■ **YOUR GOAL**
Leaving out every picture, quote the data below exactly as it appears.

Dataset rows:
_ _ _ _ _

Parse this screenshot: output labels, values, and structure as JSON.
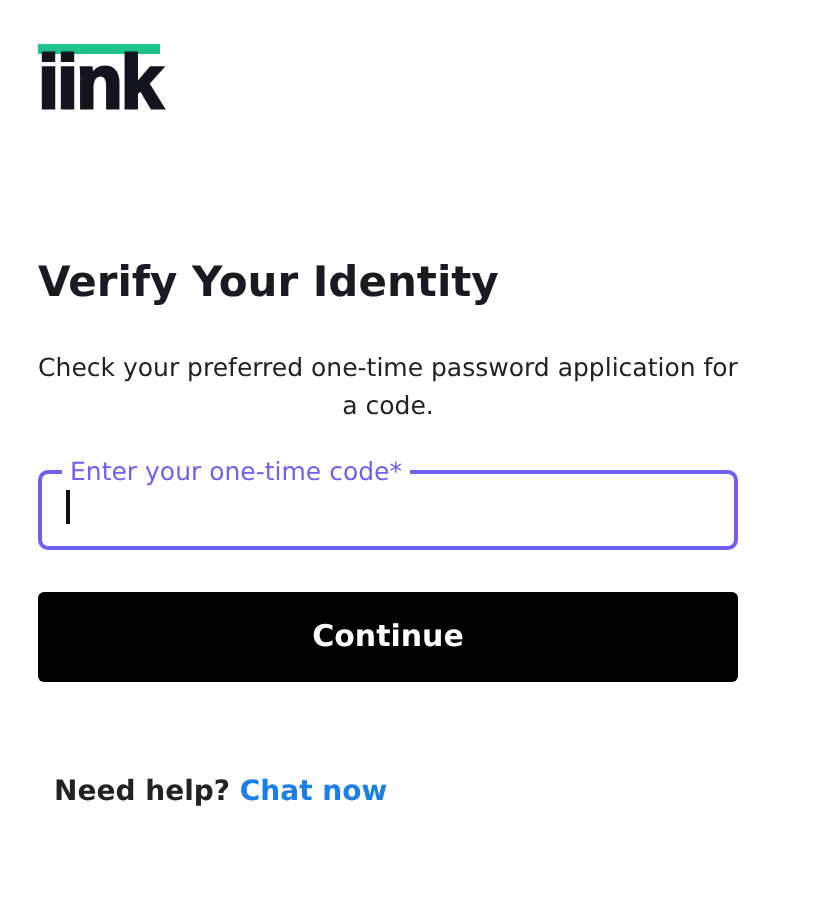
{
  "logo": {
    "text": "iink"
  },
  "title": "Verify Your Identity",
  "description": "Check your preferred one-time password application for a code.",
  "code_field": {
    "label": "Enter your one-time code*",
    "focused": true
  },
  "continue_button": {
    "label": "Continue"
  },
  "help": {
    "text": "Need help?",
    "link": "Chat now"
  }
}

_ _ _ _ _

■ **RESULT FOR THIS TASK**
Parse this screenshot: output labels, values, and structure as JSON.
{
  "logo": {
    "text": "iink"
  },
  "title": "Verify Your Identity",
  "description": "Check your preferred one-time password application for a code.",
  "code_field": {
    "label": "Enter your one-time code*",
    "focused": true
  },
  "continue_button": {
    "label": "Continue"
  },
  "help": {
    "text": "Need help?",
    "link": "Chat now"
  }
}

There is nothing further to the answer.